>> begin EXTRACTED ENTRIES

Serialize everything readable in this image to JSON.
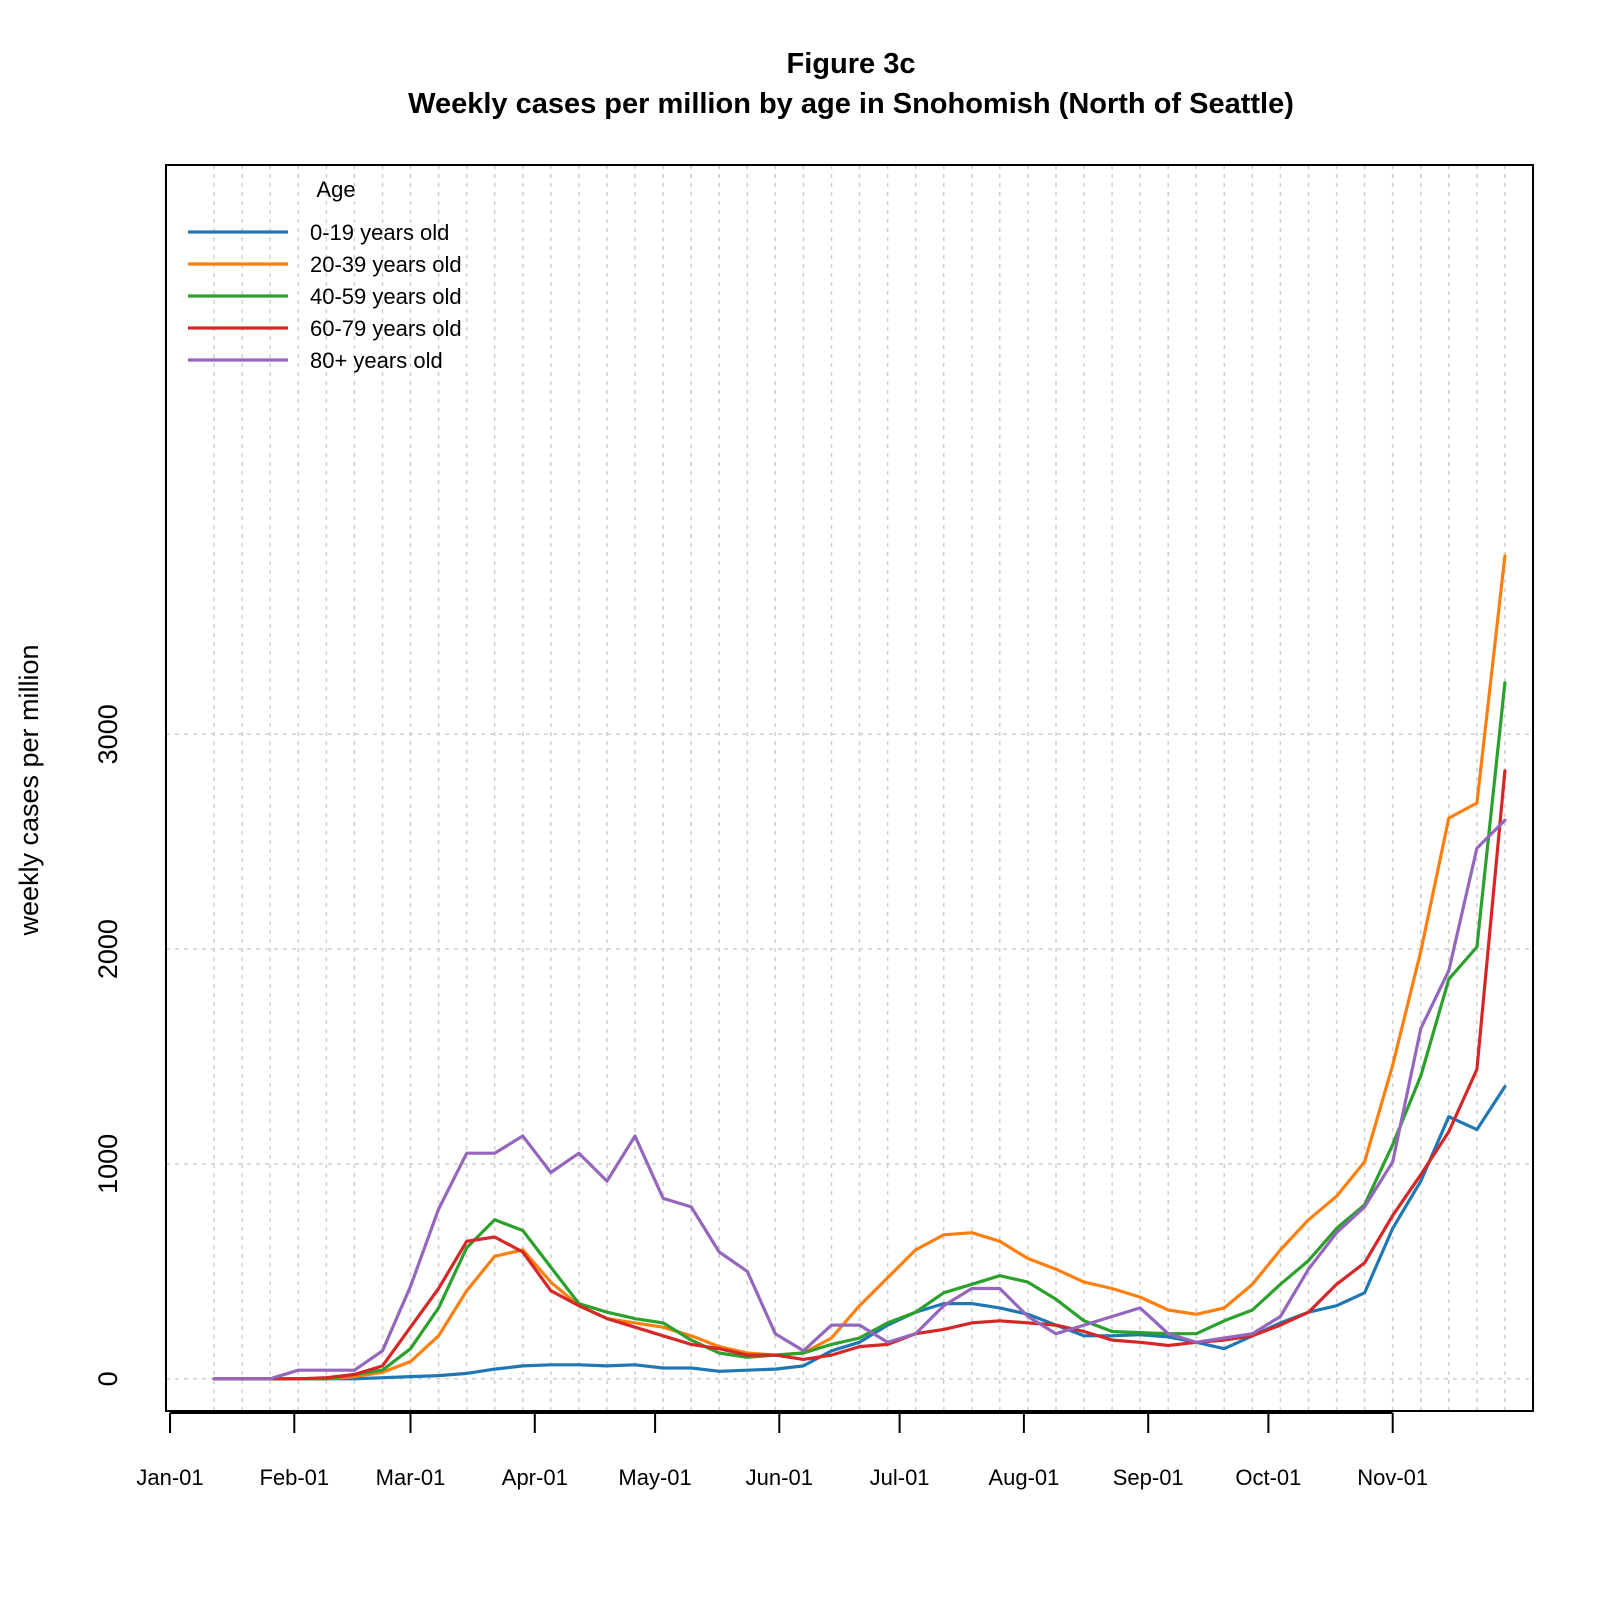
{
  "chart_data": {
    "type": "line",
    "title": "Figure 3c",
    "subtitle": "Weekly cases per million by age in Snohomish (North of Seattle)",
    "xlabel": "",
    "ylabel": "weekly cases per million",
    "xlim": [
      -1,
      340
    ],
    "ylim": [
      -150,
      5650
    ],
    "yticks": [
      0,
      1000,
      2000,
      3000
    ],
    "ytick_labels": [
      "0",
      "1000",
      "2000",
      "3000"
    ],
    "xticks": [
      {
        "label": "Jan-01",
        "day": 0
      },
      {
        "label": "Feb-01",
        "day": 31
      },
      {
        "label": "Mar-01",
        "day": 60
      },
      {
        "label": "Apr-01",
        "day": 91
      },
      {
        "label": "May-01",
        "day": 121
      },
      {
        "label": "Jun-01",
        "day": 152
      },
      {
        "label": "Jul-01",
        "day": 182
      },
      {
        "label": "Aug-01",
        "day": 213
      },
      {
        "label": "Sep-01",
        "day": 244
      },
      {
        "label": "Oct-01",
        "day": 274
      },
      {
        "label": "Nov-01",
        "day": 305
      }
    ],
    "grid": true,
    "legend": {
      "title": "Age",
      "placement": "top-left"
    },
    "x": [
      11,
      18,
      25,
      32,
      39,
      46,
      53,
      60,
      67,
      74,
      81,
      88,
      95,
      102,
      109,
      116,
      123,
      130,
      137,
      144,
      151,
      158,
      165,
      172,
      179,
      186,
      193,
      200,
      207,
      214,
      221,
      228,
      235,
      242,
      249,
      256,
      263,
      270,
      277,
      284,
      291,
      298,
      305,
      312,
      319,
      326,
      333
    ],
    "series": [
      {
        "name": "0-19 years old",
        "color": "#1f77b4",
        "values": [
          0,
          0,
          0,
          0,
          0,
          0,
          5,
          10,
          15,
          25,
          45,
          60,
          65,
          65,
          60,
          65,
          50,
          50,
          35,
          40,
          45,
          60,
          130,
          170,
          250,
          310,
          350,
          350,
          330,
          300,
          250,
          200,
          200,
          205,
          195,
          170,
          140,
          200,
          260,
          310,
          340,
          400,
          700,
          920,
          1220,
          1160,
          1360
        ]
      },
      {
        "name": "20-39 years old",
        "color": "#ff7f0e",
        "values": [
          0,
          0,
          0,
          0,
          0,
          10,
          30,
          80,
          200,
          410,
          570,
          600,
          450,
          340,
          280,
          260,
          240,
          200,
          150,
          120,
          110,
          120,
          190,
          340,
          470,
          600,
          670,
          680,
          640,
          560,
          510,
          450,
          420,
          380,
          320,
          300,
          330,
          440,
          600,
          740,
          850,
          1010,
          1460,
          1990,
          2610,
          2680,
          3830
        ]
      },
      {
        "name": "40-59 years old",
        "color": "#2ca02c",
        "values": [
          0,
          0,
          0,
          0,
          0,
          20,
          40,
          140,
          330,
          610,
          740,
          690,
          520,
          350,
          310,
          280,
          260,
          180,
          120,
          100,
          110,
          120,
          160,
          190,
          260,
          310,
          400,
          440,
          480,
          450,
          370,
          270,
          220,
          215,
          210,
          210,
          270,
          320,
          440,
          550,
          700,
          810,
          1090,
          1410,
          1860,
          2010,
          3240
        ]
      },
      {
        "name": "60-79 years old",
        "color": "#d62728",
        "values": [
          0,
          0,
          0,
          0,
          5,
          20,
          60,
          240,
          420,
          640,
          660,
          590,
          410,
          340,
          280,
          240,
          200,
          160,
          140,
          110,
          110,
          90,
          110,
          150,
          160,
          210,
          230,
          260,
          270,
          260,
          250,
          220,
          180,
          170,
          155,
          170,
          180,
          200,
          250,
          310,
          440,
          540,
          760,
          950,
          1150,
          1440,
          2830
        ]
      },
      {
        "name": "80+ years old",
        "color": "#9467bd",
        "values": [
          0,
          0,
          0,
          40,
          40,
          40,
          130,
          430,
          790,
          1050,
          1050,
          1130,
          960,
          1050,
          920,
          1130,
          840,
          800,
          590,
          500,
          210,
          130,
          250,
          250,
          170,
          210,
          340,
          420,
          420,
          290,
          210,
          250,
          290,
          330,
          210,
          170,
          190,
          210,
          290,
          510,
          680,
          800,
          1010,
          1630,
          1900,
          2470,
          2600
        ]
      }
    ]
  }
}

>> end EXTRACTED ENTRIES

WHAT IS ASKED |
Copy all the records above exactly, but leave out the pictures.

SOLUTION FOR THIS PROBLEM |
Serialize everything readable in this image to JSON.
{
  "chart_data": {
    "type": "line",
    "title": "Figure 3c",
    "subtitle": "Weekly cases per million by age in Snohomish (North of Seattle)",
    "xlabel": "",
    "ylabel": "weekly cases per million",
    "xlim": [
      -1,
      340
    ],
    "ylim": [
      -150,
      5650
    ],
    "yticks": [
      0,
      1000,
      2000,
      3000
    ],
    "ytick_labels": [
      "0",
      "1000",
      "2000",
      "3000"
    ],
    "xticks": [
      {
        "label": "Jan-01",
        "day": 0
      },
      {
        "label": "Feb-01",
        "day": 31
      },
      {
        "label": "Mar-01",
        "day": 60
      },
      {
        "label": "Apr-01",
        "day": 91
      },
      {
        "label": "May-01",
        "day": 121
      },
      {
        "label": "Jun-01",
        "day": 152
      },
      {
        "label": "Jul-01",
        "day": 182
      },
      {
        "label": "Aug-01",
        "day": 213
      },
      {
        "label": "Sep-01",
        "day": 244
      },
      {
        "label": "Oct-01",
        "day": 274
      },
      {
        "label": "Nov-01",
        "day": 305
      }
    ],
    "grid": true,
    "legend": {
      "title": "Age",
      "placement": "top-left"
    },
    "x": [
      11,
      18,
      25,
      32,
      39,
      46,
      53,
      60,
      67,
      74,
      81,
      88,
      95,
      102,
      109,
      116,
      123,
      130,
      137,
      144,
      151,
      158,
      165,
      172,
      179,
      186,
      193,
      200,
      207,
      214,
      221,
      228,
      235,
      242,
      249,
      256,
      263,
      270,
      277,
      284,
      291,
      298,
      305,
      312,
      319,
      326,
      333
    ],
    "series": [
      {
        "name": "0-19 years old",
        "color": "#1f77b4",
        "values": [
          0,
          0,
          0,
          0,
          0,
          0,
          5,
          10,
          15,
          25,
          45,
          60,
          65,
          65,
          60,
          65,
          50,
          50,
          35,
          40,
          45,
          60,
          130,
          170,
          250,
          310,
          350,
          350,
          330,
          300,
          250,
          200,
          200,
          205,
          195,
          170,
          140,
          200,
          260,
          310,
          340,
          400,
          700,
          920,
          1220,
          1160,
          1360
        ]
      },
      {
        "name": "20-39 years old",
        "color": "#ff7f0e",
        "values": [
          0,
          0,
          0,
          0,
          0,
          10,
          30,
          80,
          200,
          410,
          570,
          600,
          450,
          340,
          280,
          260,
          240,
          200,
          150,
          120,
          110,
          120,
          190,
          340,
          470,
          600,
          670,
          680,
          640,
          560,
          510,
          450,
          420,
          380,
          320,
          300,
          330,
          440,
          600,
          740,
          850,
          1010,
          1460,
          1990,
          2610,
          2680,
          3830
        ]
      },
      {
        "name": "40-59 years old",
        "color": "#2ca02c",
        "values": [
          0,
          0,
          0,
          0,
          0,
          20,
          40,
          140,
          330,
          610,
          740,
          690,
          520,
          350,
          310,
          280,
          260,
          180,
          120,
          100,
          110,
          120,
          160,
          190,
          260,
          310,
          400,
          440,
          480,
          450,
          370,
          270,
          220,
          215,
          210,
          210,
          270,
          320,
          440,
          550,
          700,
          810,
          1090,
          1410,
          1860,
          2010,
          3240
        ]
      },
      {
        "name": "60-79 years old",
        "color": "#d62728",
        "values": [
          0,
          0,
          0,
          0,
          5,
          20,
          60,
          240,
          420,
          640,
          660,
          590,
          410,
          340,
          280,
          240,
          200,
          160,
          140,
          110,
          110,
          90,
          110,
          150,
          160,
          210,
          230,
          260,
          270,
          260,
          250,
          220,
          180,
          170,
          155,
          170,
          180,
          200,
          250,
          310,
          440,
          540,
          760,
          950,
          1150,
          1440,
          2830
        ]
      },
      {
        "name": "80+ years old",
        "color": "#9467bd",
        "values": [
          0,
          0,
          0,
          40,
          40,
          40,
          130,
          430,
          790,
          1050,
          1050,
          1130,
          960,
          1050,
          920,
          1130,
          840,
          800,
          590,
          500,
          210,
          130,
          250,
          250,
          170,
          210,
          340,
          420,
          420,
          290,
          210,
          250,
          290,
          330,
          210,
          170,
          190,
          210,
          290,
          510,
          680,
          800,
          1010,
          1630,
          1900,
          2470,
          2600
        ]
      }
    ]
  }
}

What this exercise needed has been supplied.